_Brief_
Your copy of the material must match it exactly, except that pictures are dropped.

--- Input ---

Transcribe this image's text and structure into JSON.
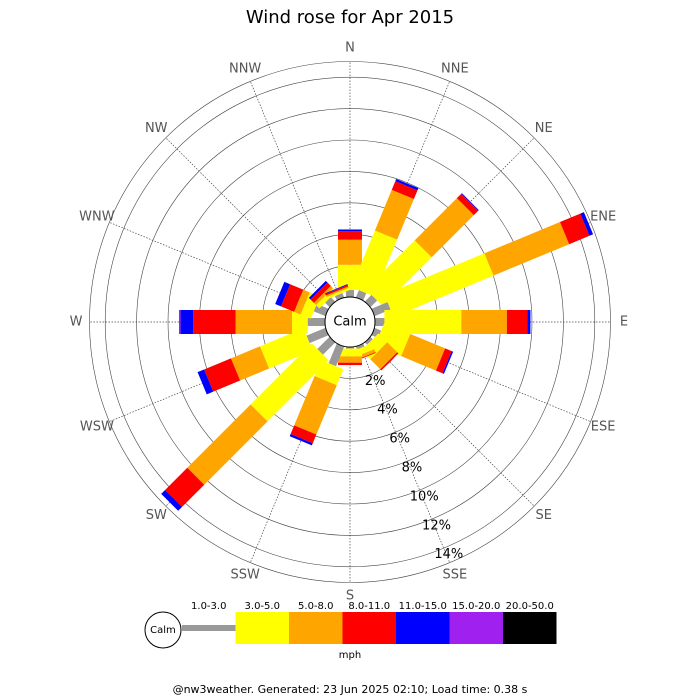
{
  "chart_data": {
    "type": "windrose",
    "title": "Wind rose for Apr 2015",
    "directions": [
      "N",
      "NNE",
      "NE",
      "ENE",
      "E",
      "ESE",
      "SE",
      "SSE",
      "S",
      "SSW",
      "SW",
      "WSW",
      "W",
      "WNW",
      "NW",
      "NNW"
    ],
    "series": [
      {
        "name": "1.0-3.0",
        "color": "#999999",
        "values": [
          0.45,
          0.5,
          0.6,
          1.1,
          0.6,
          0.45,
          0.2,
          0.2,
          0.1,
          1.35,
          1.1,
          1.3,
          1.1,
          0.8,
          0.4,
          0.3
        ]
      },
      {
        "name": "3.0-5.0",
        "color": "#ffff00",
        "values": [
          1.6,
          3.9,
          4.4,
          6.9,
          4.9,
          1.8,
          0.8,
          0.4,
          0.5,
          1.1,
          5.5,
          3.0,
          1.0,
          0.7,
          0.3,
          0.15
        ]
      },
      {
        "name": "5.0-8.0",
        "color": "#ffa500",
        "values": [
          1.6,
          2.8,
          3.8,
          5.2,
          2.9,
          2.4,
          0.9,
          0.2,
          0.4,
          3.4,
          5.7,
          2.0,
          3.6,
          0.45,
          0.2,
          0.1
        ]
      },
      {
        "name": "8.0-11.0",
        "color": "#ff0000",
        "values": [
          0.55,
          0.6,
          0.4,
          1.4,
          1.3,
          0.45,
          0.1,
          0.05,
          0.15,
          0.6,
          2.0,
          1.85,
          2.7,
          0.9,
          0.3,
          0.1
        ]
      },
      {
        "name": "11.0-15.0",
        "color": "#0000ff",
        "values": [
          0.1,
          0.15,
          0.05,
          0.25,
          0.2,
          0.1,
          0,
          0,
          0,
          0.15,
          0.35,
          0.45,
          0.8,
          0.4,
          0.15,
          0.05
        ]
      },
      {
        "name": "15.0-20.0",
        "color": "#a020f0",
        "values": [
          0,
          0,
          0,
          0,
          0,
          0,
          0,
          0,
          0,
          0,
          0,
          0,
          0.1,
          0,
          0,
          0
        ]
      },
      {
        "name": "20.0-50.0",
        "color": "#000000",
        "values": [
          0,
          0,
          0,
          0,
          0,
          0,
          0,
          0,
          0,
          0,
          0,
          0,
          0,
          0,
          0,
          0
        ]
      }
    ],
    "rlim": [
      0,
      15
    ],
    "rticks": [
      {
        "value": 2,
        "label": "2%"
      },
      {
        "value": 4,
        "label": "4%"
      },
      {
        "value": 6,
        "label": "6%"
      },
      {
        "value": 8,
        "label": "8%"
      },
      {
        "value": 10,
        "label": "10%"
      },
      {
        "value": 12,
        "label": "12%"
      },
      {
        "value": 14,
        "label": "14%"
      }
    ],
    "calm_label": "Calm",
    "unit": "mph",
    "footer": "@nw3weather. Generated: 23 Jun 2025 02:10; Load time: 0.38 s"
  }
}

---

_Response to this exercise_
Transcribe this image's text and structure into JSON.
{
  "chart_data": {
    "type": "windrose",
    "title": "Wind rose for Apr 2015",
    "directions": [
      "N",
      "NNE",
      "NE",
      "ENE",
      "E",
      "ESE",
      "SE",
      "SSE",
      "S",
      "SSW",
      "SW",
      "WSW",
      "W",
      "WNW",
      "NW",
      "NNW"
    ],
    "series": [
      {
        "name": "1.0-3.0",
        "color": "#999999",
        "values": [
          0.45,
          0.5,
          0.6,
          1.1,
          0.6,
          0.45,
          0.2,
          0.2,
          0.1,
          1.35,
          1.1,
          1.3,
          1.1,
          0.8,
          0.4,
          0.3
        ]
      },
      {
        "name": "3.0-5.0",
        "color": "#ffff00",
        "values": [
          1.6,
          3.9,
          4.4,
          6.9,
          4.9,
          1.8,
          0.8,
          0.4,
          0.5,
          1.1,
          5.5,
          3.0,
          1.0,
          0.7,
          0.3,
          0.15
        ]
      },
      {
        "name": "5.0-8.0",
        "color": "#ffa500",
        "values": [
          1.6,
          2.8,
          3.8,
          5.2,
          2.9,
          2.4,
          0.9,
          0.2,
          0.4,
          3.4,
          5.7,
          2.0,
          3.6,
          0.45,
          0.2,
          0.1
        ]
      },
      {
        "name": "8.0-11.0",
        "color": "#ff0000",
        "values": [
          0.55,
          0.6,
          0.4,
          1.4,
          1.3,
          0.45,
          0.1,
          0.05,
          0.15,
          0.6,
          2.0,
          1.85,
          2.7,
          0.9,
          0.3,
          0.1
        ]
      },
      {
        "name": "11.0-15.0",
        "color": "#0000ff",
        "values": [
          0.1,
          0.15,
          0.05,
          0.25,
          0.2,
          0.1,
          0,
          0,
          0,
          0.15,
          0.35,
          0.45,
          0.8,
          0.4,
          0.15,
          0.05
        ]
      },
      {
        "name": "15.0-20.0",
        "color": "#a020f0",
        "values": [
          0,
          0,
          0,
          0,
          0,
          0,
          0,
          0,
          0,
          0,
          0,
          0,
          0.1,
          0,
          0,
          0
        ]
      },
      {
        "name": "20.0-50.0",
        "color": "#000000",
        "values": [
          0,
          0,
          0,
          0,
          0,
          0,
          0,
          0,
          0,
          0,
          0,
          0,
          0,
          0,
          0,
          0
        ]
      }
    ],
    "rlim": [
      0,
      15
    ],
    "rticks": [
      {
        "value": 2,
        "label": "2%"
      },
      {
        "value": 4,
        "label": "4%"
      },
      {
        "value": 6,
        "label": "6%"
      },
      {
        "value": 8,
        "label": "8%"
      },
      {
        "value": 10,
        "label": "10%"
      },
      {
        "value": 12,
        "label": "12%"
      },
      {
        "value": 14,
        "label": "14%"
      }
    ],
    "calm_label": "Calm",
    "unit": "mph",
    "footer": "@nw3weather. Generated: 23 Jun 2025 02:10; Load time: 0.38 s"
  }
}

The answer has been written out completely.